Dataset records
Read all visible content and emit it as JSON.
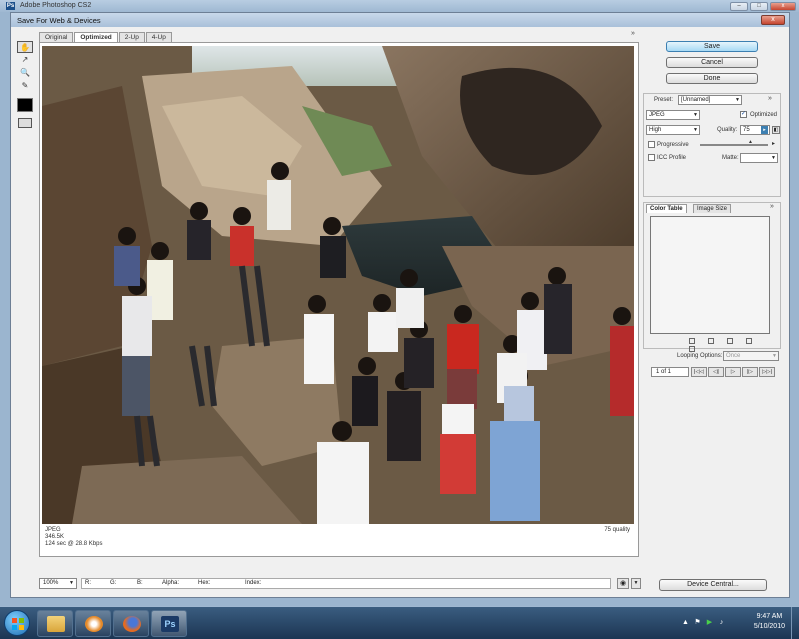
{
  "app": {
    "title": "Adobe Photoshop CS2"
  },
  "dialog": {
    "title": "Save For Web & Devices",
    "close_symbol": "x"
  },
  "tabs": [
    {
      "label": "Original"
    },
    {
      "label": "Optimized"
    },
    {
      "label": "2-Up"
    },
    {
      "label": "4-Up"
    }
  ],
  "preview": {
    "format": "JPEG",
    "file_size": "346.5K",
    "download_time": "124 sec @ 28.8 Kbps",
    "quality_note": "75 quality"
  },
  "buttons": {
    "save": "Save",
    "cancel": "Cancel",
    "done": "Done",
    "device_central": "Device Central..."
  },
  "settings": {
    "preset_label": "Preset:",
    "preset_value": "[Unnamed]",
    "format_value": "JPEG",
    "optimized_label": "Optimized",
    "optimized_checked": true,
    "compression_value": "High",
    "quality_label": "Quality:",
    "quality_value": "75",
    "progressive_label": "Progressive",
    "icc_label": "ICC Profile",
    "matte_label": "Matte:"
  },
  "color_table": {
    "tab_color": "Color Table",
    "tab_size": "Image Size"
  },
  "animation": {
    "looping_label": "Looping Options:",
    "looping_value": "Once",
    "frame_count": "1 of 1"
  },
  "status": {
    "zoom": "100%",
    "r": "R:",
    "g": "G:",
    "b": "B:",
    "alpha": "Alpha:",
    "hex": "Hex:",
    "index": "Index:"
  },
  "taskbar": {
    "time": "9:47 AM",
    "date": "5/10/2010",
    "ps_label": "Ps"
  },
  "colors": {
    "taskbar": "#1c3553",
    "save_button": "#a7d9f5",
    "dialog_bg": "#f0f0f0"
  }
}
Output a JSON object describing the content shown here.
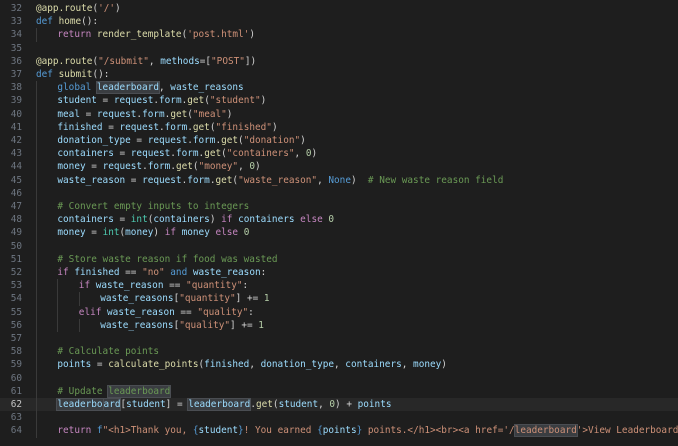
{
  "lines": [
    {
      "n": "32",
      "tokens": [
        [
          "t-fn",
          "@app.route"
        ],
        [
          "t-op",
          "("
        ],
        [
          "t-str",
          "'/'"
        ],
        [
          "t-op",
          ")"
        ]
      ]
    },
    {
      "n": "33",
      "tokens": [
        [
          "t-def",
          "def "
        ],
        [
          "t-fn",
          "home"
        ],
        [
          "t-op",
          "():"
        ]
      ]
    },
    {
      "n": "34",
      "indent": 1,
      "tokens": [
        [
          "t-kw",
          "return "
        ],
        [
          "t-fn",
          "render_template"
        ],
        [
          "t-op",
          "("
        ],
        [
          "t-str",
          "'post.html'"
        ],
        [
          "t-op",
          ")"
        ]
      ]
    },
    {
      "n": "35",
      "tokens": []
    },
    {
      "n": "36",
      "tokens": [
        [
          "t-fn",
          "@app.route"
        ],
        [
          "t-op",
          "("
        ],
        [
          "t-str",
          "\"/submit\""
        ],
        [
          "t-op",
          ", "
        ],
        [
          "t-var",
          "methods"
        ],
        [
          "t-op",
          "=["
        ],
        [
          "t-str",
          "\"POST\""
        ],
        [
          "t-op",
          "])"
        ]
      ]
    },
    {
      "n": "37",
      "tokens": [
        [
          "t-def",
          "def "
        ],
        [
          "t-fn",
          "submit"
        ],
        [
          "t-op",
          "():"
        ]
      ]
    },
    {
      "n": "38",
      "indent": 1,
      "tokens": [
        [
          "t-def",
          "global "
        ],
        [
          "hl t-var",
          "leaderboard"
        ],
        [
          "t-op",
          ", "
        ],
        [
          "t-var",
          "waste_reasons"
        ]
      ]
    },
    {
      "n": "39",
      "indent": 1,
      "tokens": [
        [
          "t-var",
          "student"
        ],
        [
          "t-op",
          " = "
        ],
        [
          "t-var",
          "request"
        ],
        [
          "t-op",
          "."
        ],
        [
          "t-var",
          "form"
        ],
        [
          "t-op",
          "."
        ],
        [
          "t-fn",
          "get"
        ],
        [
          "t-op",
          "("
        ],
        [
          "t-str",
          "\"student\""
        ],
        [
          "t-op",
          ")"
        ]
      ]
    },
    {
      "n": "40",
      "indent": 1,
      "tokens": [
        [
          "t-var",
          "meal"
        ],
        [
          "t-op",
          " = "
        ],
        [
          "t-var",
          "request"
        ],
        [
          "t-op",
          "."
        ],
        [
          "t-var",
          "form"
        ],
        [
          "t-op",
          "."
        ],
        [
          "t-fn",
          "get"
        ],
        [
          "t-op",
          "("
        ],
        [
          "t-str",
          "\"meal\""
        ],
        [
          "t-op",
          ")"
        ]
      ]
    },
    {
      "n": "41",
      "indent": 1,
      "tokens": [
        [
          "t-var",
          "finished"
        ],
        [
          "t-op",
          " = "
        ],
        [
          "t-var",
          "request"
        ],
        [
          "t-op",
          "."
        ],
        [
          "t-var",
          "form"
        ],
        [
          "t-op",
          "."
        ],
        [
          "t-fn",
          "get"
        ],
        [
          "t-op",
          "("
        ],
        [
          "t-str",
          "\"finished\""
        ],
        [
          "t-op",
          ")"
        ]
      ]
    },
    {
      "n": "42",
      "indent": 1,
      "tokens": [
        [
          "t-var",
          "donation_type"
        ],
        [
          "t-op",
          " = "
        ],
        [
          "t-var",
          "request"
        ],
        [
          "t-op",
          "."
        ],
        [
          "t-var",
          "form"
        ],
        [
          "t-op",
          "."
        ],
        [
          "t-fn",
          "get"
        ],
        [
          "t-op",
          "("
        ],
        [
          "t-str",
          "\"donation\""
        ],
        [
          "t-op",
          ")"
        ]
      ]
    },
    {
      "n": "43",
      "indent": 1,
      "tokens": [
        [
          "t-var",
          "containers"
        ],
        [
          "t-op",
          " = "
        ],
        [
          "t-var",
          "request"
        ],
        [
          "t-op",
          "."
        ],
        [
          "t-var",
          "form"
        ],
        [
          "t-op",
          "."
        ],
        [
          "t-fn",
          "get"
        ],
        [
          "t-op",
          "("
        ],
        [
          "t-str",
          "\"containers\""
        ],
        [
          "t-op",
          ", "
        ],
        [
          "t-num",
          "0"
        ],
        [
          "t-op",
          ")"
        ]
      ]
    },
    {
      "n": "44",
      "indent": 1,
      "tokens": [
        [
          "t-var",
          "money"
        ],
        [
          "t-op",
          " = "
        ],
        [
          "t-var",
          "request"
        ],
        [
          "t-op",
          "."
        ],
        [
          "t-var",
          "form"
        ],
        [
          "t-op",
          "."
        ],
        [
          "t-fn",
          "get"
        ],
        [
          "t-op",
          "("
        ],
        [
          "t-str",
          "\"money\""
        ],
        [
          "t-op",
          ", "
        ],
        [
          "t-num",
          "0"
        ],
        [
          "t-op",
          ")"
        ]
      ]
    },
    {
      "n": "45",
      "indent": 1,
      "tokens": [
        [
          "t-var",
          "waste_reason"
        ],
        [
          "t-op",
          " = "
        ],
        [
          "t-var",
          "request"
        ],
        [
          "t-op",
          "."
        ],
        [
          "t-var",
          "form"
        ],
        [
          "t-op",
          "."
        ],
        [
          "t-fn",
          "get"
        ],
        [
          "t-op",
          "("
        ],
        [
          "t-str",
          "\"waste_reason\""
        ],
        [
          "t-op",
          ", "
        ],
        [
          "t-const",
          "None"
        ],
        [
          "t-op",
          ")  "
        ],
        [
          "t-com",
          "# New waste reason field"
        ]
      ]
    },
    {
      "n": "46",
      "indent": 1,
      "tokens": []
    },
    {
      "n": "47",
      "indent": 1,
      "tokens": [
        [
          "t-com",
          "# Convert empty inputs to integers"
        ]
      ]
    },
    {
      "n": "48",
      "indent": 1,
      "tokens": [
        [
          "t-var",
          "containers"
        ],
        [
          "t-op",
          " = "
        ],
        [
          "t-builtin",
          "int"
        ],
        [
          "t-op",
          "("
        ],
        [
          "t-var",
          "containers"
        ],
        [
          "t-op",
          ") "
        ],
        [
          "t-kw",
          "if "
        ],
        [
          "t-var",
          "containers"
        ],
        [
          "t-kw",
          " else "
        ],
        [
          "t-num",
          "0"
        ]
      ]
    },
    {
      "n": "49",
      "indent": 1,
      "tokens": [
        [
          "t-var",
          "money"
        ],
        [
          "t-op",
          " = "
        ],
        [
          "t-builtin",
          "int"
        ],
        [
          "t-op",
          "("
        ],
        [
          "t-var",
          "money"
        ],
        [
          "t-op",
          ") "
        ],
        [
          "t-kw",
          "if "
        ],
        [
          "t-var",
          "money"
        ],
        [
          "t-kw",
          " else "
        ],
        [
          "t-num",
          "0"
        ]
      ]
    },
    {
      "n": "50",
      "indent": 1,
      "tokens": []
    },
    {
      "n": "51",
      "indent": 1,
      "tokens": [
        [
          "t-com",
          "# Store waste reason if food was wasted"
        ]
      ]
    },
    {
      "n": "52",
      "indent": 1,
      "tokens": [
        [
          "t-kw",
          "if "
        ],
        [
          "t-var",
          "finished"
        ],
        [
          "t-op",
          " == "
        ],
        [
          "t-str",
          "\"no\""
        ],
        [
          "t-def",
          " and "
        ],
        [
          "t-var",
          "waste_reason"
        ],
        [
          "t-op",
          ":"
        ]
      ]
    },
    {
      "n": "53",
      "indent": 2,
      "tokens": [
        [
          "t-kw",
          "if "
        ],
        [
          "t-var",
          "waste_reason"
        ],
        [
          "t-op",
          " == "
        ],
        [
          "t-str",
          "\"quantity\""
        ],
        [
          "t-op",
          ":"
        ]
      ]
    },
    {
      "n": "54",
      "indent": 3,
      "tokens": [
        [
          "t-var",
          "waste_reasons"
        ],
        [
          "t-op",
          "["
        ],
        [
          "t-str",
          "\"quantity\""
        ],
        [
          "t-op",
          "] += "
        ],
        [
          "t-num",
          "1"
        ]
      ]
    },
    {
      "n": "55",
      "indent": 2,
      "tokens": [
        [
          "t-kw",
          "elif "
        ],
        [
          "t-var",
          "waste_reason"
        ],
        [
          "t-op",
          " == "
        ],
        [
          "t-str",
          "\"quality\""
        ],
        [
          "t-op",
          ":"
        ]
      ]
    },
    {
      "n": "56",
      "indent": 3,
      "tokens": [
        [
          "t-var",
          "waste_reasons"
        ],
        [
          "t-op",
          "["
        ],
        [
          "t-str",
          "\"quality\""
        ],
        [
          "t-op",
          "] += "
        ],
        [
          "t-num",
          "1"
        ]
      ]
    },
    {
      "n": "57",
      "indent": 1,
      "tokens": []
    },
    {
      "n": "58",
      "indent": 1,
      "tokens": [
        [
          "t-com",
          "# Calculate points"
        ]
      ]
    },
    {
      "n": "59",
      "indent": 1,
      "tokens": [
        [
          "t-var",
          "points"
        ],
        [
          "t-op",
          " = "
        ],
        [
          "t-fn",
          "calculate_points"
        ],
        [
          "t-op",
          "("
        ],
        [
          "t-var",
          "finished"
        ],
        [
          "t-op",
          ", "
        ],
        [
          "t-var",
          "donation_type"
        ],
        [
          "t-op",
          ", "
        ],
        [
          "t-var",
          "containers"
        ],
        [
          "t-op",
          ", "
        ],
        [
          "t-var",
          "money"
        ],
        [
          "t-op",
          ")"
        ]
      ]
    },
    {
      "n": "60",
      "indent": 1,
      "tokens": []
    },
    {
      "n": "61",
      "indent": 1,
      "tokens": [
        [
          "t-com",
          "# Update "
        ],
        [
          "hl t-com",
          "leaderboard"
        ]
      ]
    },
    {
      "n": "62",
      "indent": 1,
      "current": true,
      "tokens": [
        [
          "hl t-var",
          "leaderbo"
        ],
        [
          "cursor",
          ""
        ],
        [
          "hl t-var",
          "ard"
        ],
        [
          "t-op",
          "["
        ],
        [
          "t-var",
          "student"
        ],
        [
          "t-op",
          "] = "
        ],
        [
          "hl t-var",
          "leaderboard"
        ],
        [
          "t-op",
          "."
        ],
        [
          "t-fn",
          "get"
        ],
        [
          "t-op",
          "("
        ],
        [
          "t-var",
          "student"
        ],
        [
          "t-op",
          ", "
        ],
        [
          "t-num",
          "0"
        ],
        [
          "t-op",
          ") + "
        ],
        [
          "t-var",
          "points"
        ]
      ]
    },
    {
      "n": "63",
      "indent": 1,
      "tokens": []
    },
    {
      "n": "64",
      "indent": 1,
      "tokens": [
        [
          "t-kw",
          "return "
        ],
        [
          "t-def",
          "f"
        ],
        [
          "t-str",
          "\"<h1>Thank you, "
        ],
        [
          "t-const",
          "{"
        ],
        [
          "t-var",
          "student"
        ],
        [
          "t-const",
          "}"
        ],
        [
          "t-str",
          "! You earned "
        ],
        [
          "t-const",
          "{"
        ],
        [
          "t-var",
          "points"
        ],
        [
          "t-const",
          "}"
        ],
        [
          "t-str",
          " points.</h1><br><a href='/"
        ],
        [
          "hl t-str",
          "leaderboard"
        ],
        [
          "t-str",
          "'>View Leaderboard</a>\""
        ]
      ]
    }
  ]
}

(YOUR TASK): Find how many of the lines above have the word "content" in them. State only that number.

(SOLUTION TO THE PROBLEM): 2